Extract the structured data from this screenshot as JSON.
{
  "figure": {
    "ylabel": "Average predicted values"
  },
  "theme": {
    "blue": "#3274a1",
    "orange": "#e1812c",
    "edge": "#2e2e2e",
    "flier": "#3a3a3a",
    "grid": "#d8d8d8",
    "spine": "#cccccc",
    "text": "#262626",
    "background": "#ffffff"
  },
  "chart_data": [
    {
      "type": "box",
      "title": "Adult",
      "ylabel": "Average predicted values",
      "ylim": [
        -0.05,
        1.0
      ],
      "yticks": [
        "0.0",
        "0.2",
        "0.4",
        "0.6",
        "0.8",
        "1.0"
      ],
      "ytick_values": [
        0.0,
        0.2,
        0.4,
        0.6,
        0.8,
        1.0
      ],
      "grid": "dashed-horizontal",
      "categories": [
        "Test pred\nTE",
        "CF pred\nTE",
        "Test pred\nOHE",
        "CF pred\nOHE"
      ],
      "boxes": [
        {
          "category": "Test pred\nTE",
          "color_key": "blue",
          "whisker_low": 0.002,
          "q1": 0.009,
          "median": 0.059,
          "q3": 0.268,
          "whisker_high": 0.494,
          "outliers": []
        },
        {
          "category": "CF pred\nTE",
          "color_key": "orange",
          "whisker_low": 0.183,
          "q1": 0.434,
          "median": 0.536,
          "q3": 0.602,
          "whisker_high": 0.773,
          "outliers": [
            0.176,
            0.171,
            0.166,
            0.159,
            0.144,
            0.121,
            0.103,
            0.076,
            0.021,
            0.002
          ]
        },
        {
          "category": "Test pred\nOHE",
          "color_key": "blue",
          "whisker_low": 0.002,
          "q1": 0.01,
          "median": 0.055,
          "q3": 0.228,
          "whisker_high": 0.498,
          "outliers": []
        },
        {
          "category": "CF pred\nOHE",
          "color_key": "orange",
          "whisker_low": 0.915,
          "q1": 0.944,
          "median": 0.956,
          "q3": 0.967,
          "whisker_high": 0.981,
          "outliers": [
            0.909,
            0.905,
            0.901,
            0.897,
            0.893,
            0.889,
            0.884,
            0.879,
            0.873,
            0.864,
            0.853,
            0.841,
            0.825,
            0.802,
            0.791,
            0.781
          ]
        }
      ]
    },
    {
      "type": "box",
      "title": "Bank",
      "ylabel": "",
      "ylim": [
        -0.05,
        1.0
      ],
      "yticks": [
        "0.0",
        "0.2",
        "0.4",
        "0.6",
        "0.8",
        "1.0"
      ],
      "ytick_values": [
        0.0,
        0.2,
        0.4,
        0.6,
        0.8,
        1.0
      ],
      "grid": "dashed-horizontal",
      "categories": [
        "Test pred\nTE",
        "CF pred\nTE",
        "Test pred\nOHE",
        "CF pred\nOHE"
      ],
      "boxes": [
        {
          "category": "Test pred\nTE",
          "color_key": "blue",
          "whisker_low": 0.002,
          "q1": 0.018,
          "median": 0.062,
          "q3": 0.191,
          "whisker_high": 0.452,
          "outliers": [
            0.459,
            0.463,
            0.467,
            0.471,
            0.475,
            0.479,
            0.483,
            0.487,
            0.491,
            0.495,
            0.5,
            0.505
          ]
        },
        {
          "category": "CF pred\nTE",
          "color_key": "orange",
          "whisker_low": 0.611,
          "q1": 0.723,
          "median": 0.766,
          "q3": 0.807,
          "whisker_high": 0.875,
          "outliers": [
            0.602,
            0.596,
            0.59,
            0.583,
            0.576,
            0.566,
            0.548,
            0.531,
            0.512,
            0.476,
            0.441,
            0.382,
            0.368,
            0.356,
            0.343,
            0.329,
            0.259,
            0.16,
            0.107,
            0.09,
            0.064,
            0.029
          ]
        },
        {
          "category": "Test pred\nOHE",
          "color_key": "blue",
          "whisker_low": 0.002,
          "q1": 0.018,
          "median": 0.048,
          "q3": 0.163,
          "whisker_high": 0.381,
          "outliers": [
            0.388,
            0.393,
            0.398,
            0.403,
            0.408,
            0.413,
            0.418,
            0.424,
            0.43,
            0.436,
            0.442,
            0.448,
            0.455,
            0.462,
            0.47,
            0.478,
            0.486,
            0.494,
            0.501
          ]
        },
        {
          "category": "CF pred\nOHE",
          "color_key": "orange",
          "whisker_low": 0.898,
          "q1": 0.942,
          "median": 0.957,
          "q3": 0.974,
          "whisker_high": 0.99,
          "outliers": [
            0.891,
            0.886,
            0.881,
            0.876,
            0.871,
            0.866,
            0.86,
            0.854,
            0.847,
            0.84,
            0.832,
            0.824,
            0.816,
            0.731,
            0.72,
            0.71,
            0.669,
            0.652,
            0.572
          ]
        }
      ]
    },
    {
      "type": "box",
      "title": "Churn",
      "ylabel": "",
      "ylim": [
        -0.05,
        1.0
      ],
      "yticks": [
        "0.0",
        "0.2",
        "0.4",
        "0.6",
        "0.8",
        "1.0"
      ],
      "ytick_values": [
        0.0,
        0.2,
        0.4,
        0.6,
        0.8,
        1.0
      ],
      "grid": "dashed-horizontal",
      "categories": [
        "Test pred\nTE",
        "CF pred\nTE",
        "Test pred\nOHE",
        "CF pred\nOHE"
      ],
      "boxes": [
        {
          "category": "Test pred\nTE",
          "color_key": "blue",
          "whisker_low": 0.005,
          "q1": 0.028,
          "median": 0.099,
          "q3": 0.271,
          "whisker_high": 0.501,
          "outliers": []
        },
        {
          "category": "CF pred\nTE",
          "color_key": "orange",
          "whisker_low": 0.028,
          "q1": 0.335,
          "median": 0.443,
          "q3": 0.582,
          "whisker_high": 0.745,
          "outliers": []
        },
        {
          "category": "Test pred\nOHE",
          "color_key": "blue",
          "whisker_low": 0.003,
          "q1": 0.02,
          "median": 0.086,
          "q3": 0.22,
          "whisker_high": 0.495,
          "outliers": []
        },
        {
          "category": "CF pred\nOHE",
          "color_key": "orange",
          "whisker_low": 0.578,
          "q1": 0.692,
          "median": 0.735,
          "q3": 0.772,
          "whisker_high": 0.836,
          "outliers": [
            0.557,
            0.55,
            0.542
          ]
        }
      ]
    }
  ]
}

▶ _Task goal_
Only lines that contain the word "ylabel" are wanted; copy each of them.

▶ _Output below_
    "ylabel": "Average predicted values"
      "ylabel": "Average predicted values",
      "ylabel": "",
      "ylabel": "",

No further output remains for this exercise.